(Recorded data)
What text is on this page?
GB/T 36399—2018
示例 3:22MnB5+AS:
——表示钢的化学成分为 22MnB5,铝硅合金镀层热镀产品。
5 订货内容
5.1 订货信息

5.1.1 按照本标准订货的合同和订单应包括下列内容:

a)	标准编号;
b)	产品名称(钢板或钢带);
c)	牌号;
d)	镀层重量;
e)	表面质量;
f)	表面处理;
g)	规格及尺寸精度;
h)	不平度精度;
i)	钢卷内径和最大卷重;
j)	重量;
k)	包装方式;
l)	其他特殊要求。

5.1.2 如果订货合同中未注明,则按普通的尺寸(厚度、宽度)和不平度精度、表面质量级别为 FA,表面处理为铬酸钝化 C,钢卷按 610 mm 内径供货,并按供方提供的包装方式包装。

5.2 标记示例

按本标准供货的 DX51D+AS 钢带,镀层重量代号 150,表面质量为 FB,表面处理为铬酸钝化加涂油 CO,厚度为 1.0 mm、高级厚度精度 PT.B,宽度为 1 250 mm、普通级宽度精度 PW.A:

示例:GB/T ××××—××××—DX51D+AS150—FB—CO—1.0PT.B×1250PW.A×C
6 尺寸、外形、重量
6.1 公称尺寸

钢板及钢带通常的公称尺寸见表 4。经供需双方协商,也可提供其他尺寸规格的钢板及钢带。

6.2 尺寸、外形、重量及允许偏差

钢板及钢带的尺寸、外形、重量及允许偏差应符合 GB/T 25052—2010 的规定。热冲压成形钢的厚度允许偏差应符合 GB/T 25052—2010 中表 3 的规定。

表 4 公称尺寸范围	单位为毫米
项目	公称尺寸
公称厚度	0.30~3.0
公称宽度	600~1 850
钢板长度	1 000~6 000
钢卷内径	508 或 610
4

Required task:
Quote all of the entries verbatim.

Solution to the problem:
What text is on this page?
GB/T 36399—2018
示例 3:22MnB5+AS:
——表示钢的化学成分为 22MnB5,铝硅合金镀层热镀产品。
5 订货内容
5.1 订货信息

5.1.1 按照本标准订货的合同和订单应包括下列内容:

a)	标准编号;
b)	产品名称(钢板或钢带);
c)	牌号;
d)	镀层重量;
e)	表面质量;
f)	表面处理;
g)	规格及尺寸精度;
h)	不平度精度;
i)	钢卷内径和最大卷重;
j)	重量;
k)	包装方式;
l)	其他特殊要求。

5.1.2 如果订货合同中未注明,则按普通的尺寸(厚度、宽度)和不平度精度、表面质量级别为 FA,表面处理为铬酸钝化 C,钢卷按 610 mm 内径供货,并按供方提供的包装方式包装。

5.2 标记示例

按本标准供货的 DX51D+AS 钢带,镀层重量代号 150,表面质量为 FB,表面处理为铬酸钝化加涂油 CO,厚度为 1.0 mm、高级厚度精度 PT.B,宽度为 1 250 mm、普通级宽度精度 PW.A:

示例:GB/T ××××—××××—DX51D+AS150—FB—CO—1.0PT.B×1250PW.A×C
6 尺寸、外形、重量
6.1 公称尺寸

钢板及钢带通常的公称尺寸见表 4。经供需双方协商,也可提供其他尺寸规格的钢板及钢带。

6.2 尺寸、外形、重量及允许偏差

钢板及钢带的尺寸、外形、重量及允许偏差应符合 GB/T 25052—2010 的规定。热冲压成形钢的厚度允许偏差应符合 GB/T 25052—2010 中表 3 的规定。

表 4 公称尺寸范围	单位为毫米
项目	公称尺寸
公称厚度	0.30~3.0
公称宽度	600~1 850
钢板长度	1 000~6 000
钢卷内径	508 或 610
4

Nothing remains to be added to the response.